_EXERCISE AIM_
Repeat the material below word for word and leave out all pictures.
-- Start of DATA FOR THIS TASK --
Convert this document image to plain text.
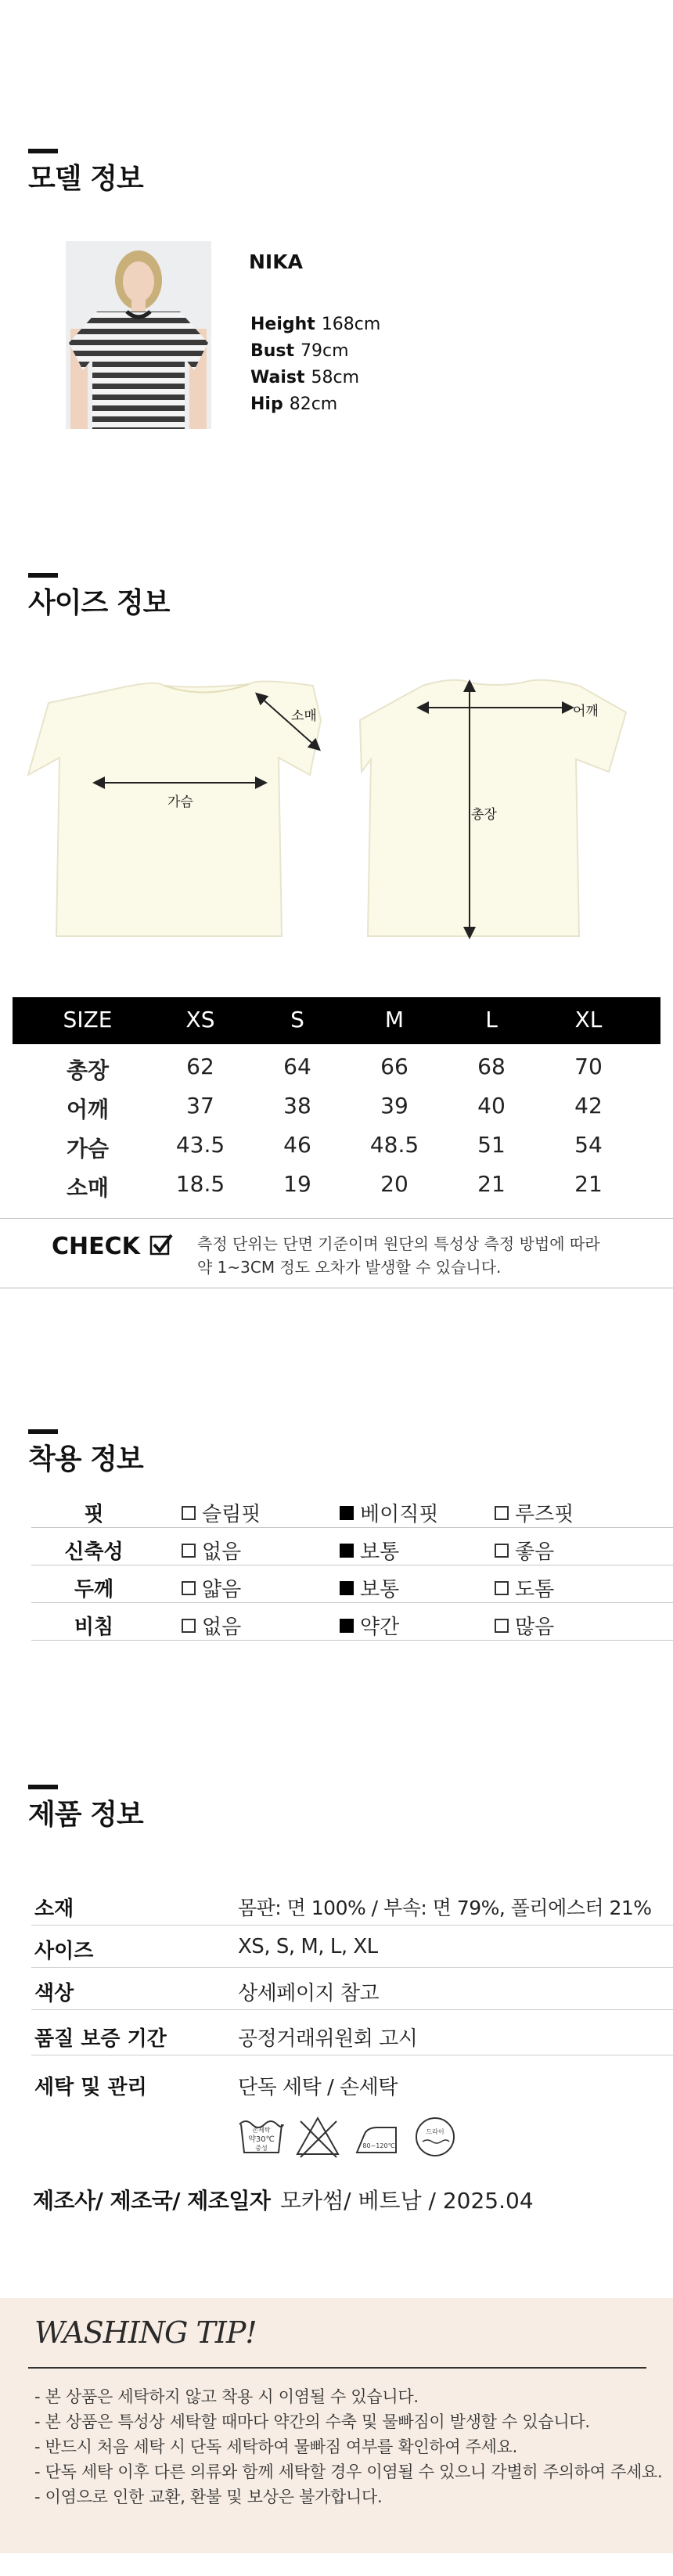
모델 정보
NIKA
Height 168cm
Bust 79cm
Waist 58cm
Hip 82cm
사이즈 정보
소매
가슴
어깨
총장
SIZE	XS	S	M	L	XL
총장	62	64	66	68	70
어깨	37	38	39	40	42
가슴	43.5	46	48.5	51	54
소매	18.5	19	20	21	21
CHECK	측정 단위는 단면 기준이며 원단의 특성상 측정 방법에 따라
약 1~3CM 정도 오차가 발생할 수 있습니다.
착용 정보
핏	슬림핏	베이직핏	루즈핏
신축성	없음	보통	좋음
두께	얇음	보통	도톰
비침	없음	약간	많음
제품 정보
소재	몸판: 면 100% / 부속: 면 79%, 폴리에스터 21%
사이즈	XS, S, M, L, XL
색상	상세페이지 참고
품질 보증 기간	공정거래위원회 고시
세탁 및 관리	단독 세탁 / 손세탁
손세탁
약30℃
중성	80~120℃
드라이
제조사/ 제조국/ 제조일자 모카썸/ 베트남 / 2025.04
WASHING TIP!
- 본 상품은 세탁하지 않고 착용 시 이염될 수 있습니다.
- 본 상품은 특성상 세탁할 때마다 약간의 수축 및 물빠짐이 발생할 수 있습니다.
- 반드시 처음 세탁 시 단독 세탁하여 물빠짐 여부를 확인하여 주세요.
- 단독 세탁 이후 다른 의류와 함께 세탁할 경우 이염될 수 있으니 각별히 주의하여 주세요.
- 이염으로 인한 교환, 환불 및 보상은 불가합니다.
-- End of DATA FOR THIS TASK --
_COMPLETE RESPONSE_
Convert this document image to plain text.
모델 정보
NIKA
Height 168cm
Bust 79cm
Waist 58cm
Hip 82cm
사이즈 정보
소매
가슴
어깨
총장
SIZE	XS	S	M	L	XL
총장	62	64	66	68	70
어깨	37	38	39	40	42
가슴	43.5	46	48.5	51	54
소매	18.5	19	20	21	21
CHECK	측정 단위는 단면 기준이며 원단의 특성상 측정 방법에 따라
약 1~3CM 정도 오차가 발생할 수 있습니다.
착용 정보
핏	슬림핏	베이직핏	루즈핏
신축성	없음	보통	좋음
두께	얇음	보통	도톰
비침	없음	약간	많음
제품 정보
소재	몸판: 면 100% / 부속: 면 79%, 폴리에스터 21%
사이즈	XS, S, M, L, XL
색상	상세페이지 참고
품질 보증 기간	공정거래위원회 고시
세탁 및 관리	단독 세탁 / 손세탁
손세탁
약30℃
중성	80~120℃
드라이
제조사/ 제조국/ 제조일자 모카썸/ 베트남 / 2025.04
WASHING TIP!
- 본 상품은 세탁하지 않고 착용 시 이염될 수 있습니다.
- 본 상품은 특성상 세탁할 때마다 약간의 수축 및 물빠짐이 발생할 수 있습니다.
- 반드시 처음 세탁 시 단독 세탁하여 물빠짐 여부를 확인하여 주세요.
- 단독 세탁 이후 다른 의류와 함께 세탁할 경우 이염될 수 있으니 각별히 주의하여 주세요.
- 이염으로 인한 교환, 환불 및 보상은 불가합니다.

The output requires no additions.